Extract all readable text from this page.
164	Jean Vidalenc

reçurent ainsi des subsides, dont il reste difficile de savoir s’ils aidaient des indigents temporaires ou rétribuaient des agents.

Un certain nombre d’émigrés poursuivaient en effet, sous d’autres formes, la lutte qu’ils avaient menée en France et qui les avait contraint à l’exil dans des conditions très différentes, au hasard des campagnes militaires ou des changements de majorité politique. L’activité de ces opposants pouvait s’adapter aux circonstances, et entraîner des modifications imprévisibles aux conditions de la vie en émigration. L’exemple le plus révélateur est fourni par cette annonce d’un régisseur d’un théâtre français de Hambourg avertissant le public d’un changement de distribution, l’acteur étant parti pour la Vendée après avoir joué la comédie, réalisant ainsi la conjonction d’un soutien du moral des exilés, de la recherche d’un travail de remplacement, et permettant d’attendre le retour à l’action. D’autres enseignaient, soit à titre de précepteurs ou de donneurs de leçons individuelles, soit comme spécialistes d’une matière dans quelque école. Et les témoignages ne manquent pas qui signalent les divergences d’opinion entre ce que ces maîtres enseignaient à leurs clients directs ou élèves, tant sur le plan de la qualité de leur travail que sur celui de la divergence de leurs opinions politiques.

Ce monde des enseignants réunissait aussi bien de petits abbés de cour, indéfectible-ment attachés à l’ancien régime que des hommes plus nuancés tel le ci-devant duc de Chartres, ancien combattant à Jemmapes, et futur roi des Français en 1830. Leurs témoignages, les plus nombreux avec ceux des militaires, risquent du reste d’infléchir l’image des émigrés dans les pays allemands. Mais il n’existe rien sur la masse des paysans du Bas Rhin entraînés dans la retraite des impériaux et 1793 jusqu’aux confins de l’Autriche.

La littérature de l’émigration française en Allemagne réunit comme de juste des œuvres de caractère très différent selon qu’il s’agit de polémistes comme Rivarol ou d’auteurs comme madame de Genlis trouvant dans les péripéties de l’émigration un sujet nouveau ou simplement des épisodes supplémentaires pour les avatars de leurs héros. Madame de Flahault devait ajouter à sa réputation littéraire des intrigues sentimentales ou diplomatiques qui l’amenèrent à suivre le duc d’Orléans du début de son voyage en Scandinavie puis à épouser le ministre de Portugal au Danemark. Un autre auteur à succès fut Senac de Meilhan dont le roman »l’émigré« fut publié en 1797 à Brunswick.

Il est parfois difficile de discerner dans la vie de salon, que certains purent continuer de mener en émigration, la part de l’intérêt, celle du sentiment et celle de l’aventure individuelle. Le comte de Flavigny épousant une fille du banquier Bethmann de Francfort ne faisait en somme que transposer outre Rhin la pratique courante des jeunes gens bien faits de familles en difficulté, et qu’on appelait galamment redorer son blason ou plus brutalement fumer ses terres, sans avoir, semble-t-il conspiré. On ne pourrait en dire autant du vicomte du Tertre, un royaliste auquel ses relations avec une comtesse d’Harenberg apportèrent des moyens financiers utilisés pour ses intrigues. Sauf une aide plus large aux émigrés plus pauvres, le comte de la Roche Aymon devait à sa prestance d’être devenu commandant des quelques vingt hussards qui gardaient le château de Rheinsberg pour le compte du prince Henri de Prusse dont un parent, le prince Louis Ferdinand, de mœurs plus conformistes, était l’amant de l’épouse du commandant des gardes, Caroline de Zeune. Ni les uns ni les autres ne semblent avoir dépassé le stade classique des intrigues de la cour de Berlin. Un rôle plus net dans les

....

**GOAL:** What do the records say? Quote them all exactly.

**COMPLETED TASK:**
Extract all readable text from this page.
164	Jean Vidalenc

reçurent ainsi des subsides, dont il reste difficile de savoir s’ils aidaient des indigents temporaires ou rétribuaient des agents.

Un certain nombre d’émigrés poursuivaient en effet, sous d’autres formes, la lutte qu’ils avaient menée en France et qui les avait contraint à l’exil dans des conditions très différentes, au hasard des campagnes militaires ou des changements de majorité politique. L’activité de ces opposants pouvait s’adapter aux circonstances, et entraîner des modifications imprévisibles aux conditions de la vie en émigration. L’exemple le plus révélateur est fourni par cette annonce d’un régisseur d’un théâtre français de Hambourg avertissant le public d’un changement de distribution, l’acteur étant parti pour la Vendée après avoir joué la comédie, réalisant ainsi la conjonction d’un soutien du moral des exilés, de la recherche d’un travail de remplacement, et permettant d’attendre le retour à l’action. D’autres enseignaient, soit à titre de précepteurs ou de donneurs de leçons individuelles, soit comme spécialistes d’une matière dans quelque école. Et les témoignages ne manquent pas qui signalent les divergences d’opinion entre ce que ces maîtres enseignaient à leurs clients directs ou élèves, tant sur le plan de la qualité de leur travail que sur celui de la divergence de leurs opinions politiques.

Ce monde des enseignants réunissait aussi bien de petits abbés de cour, indéfectible-ment attachés à l’ancien régime que des hommes plus nuancés tel le ci-devant duc de Chartres, ancien combattant à Jemmapes, et futur roi des Français en 1830. Leurs témoignages, les plus nombreux avec ceux des militaires, risquent du reste d’infléchir l’image des émigrés dans les pays allemands. Mais il n’existe rien sur la masse des paysans du Bas Rhin entraînés dans la retraite des impériaux et 1793 jusqu’aux confins de l’Autriche.

La littérature de l’émigration française en Allemagne réunit comme de juste des œuvres de caractère très différent selon qu’il s’agit de polémistes comme Rivarol ou d’auteurs comme madame de Genlis trouvant dans les péripéties de l’émigration un sujet nouveau ou simplement des épisodes supplémentaires pour les avatars de leurs héros. Madame de Flahault devait ajouter à sa réputation littéraire des intrigues sentimentales ou diplomatiques qui l’amenèrent à suivre le duc d’Orléans du début de son voyage en Scandinavie puis à épouser le ministre de Portugal au Danemark. Un autre auteur à succès fut Senac de Meilhan dont le roman »l’émigré« fut publié en 1797 à Brunswick.

Il est parfois difficile de discerner dans la vie de salon, que certains purent continuer de mener en émigration, la part de l’intérêt, celle du sentiment et celle de l’aventure individuelle. Le comte de Flavigny épousant une fille du banquier Bethmann de Francfort ne faisait en somme que transposer outre Rhin la pratique courante des jeunes gens bien faits de familles en difficulté, et qu’on appelait galamment redorer son blason ou plus brutalement fumer ses terres, sans avoir, semble-t-il conspiré. On ne pourrait en dire autant du vicomte du Tertre, un royaliste auquel ses relations avec une comtesse d’Harenberg apportèrent des moyens financiers utilisés pour ses intrigues. Sauf une aide plus large aux émigrés plus pauvres, le comte de la Roche Aymon devait à sa prestance d’être devenu commandant des quelques vingt hussards qui gardaient le château de Rheinsberg pour le compte du prince Henri de Prusse dont un parent, le prince Louis Ferdinand, de mœurs plus conformistes, était l’amant de l’épouse du commandant des gardes, Caroline de Zeune. Ni les uns ni les autres ne semblent avoir dépassé le stade classique des intrigues de la cour de Berlin. Un rôle plus net dans les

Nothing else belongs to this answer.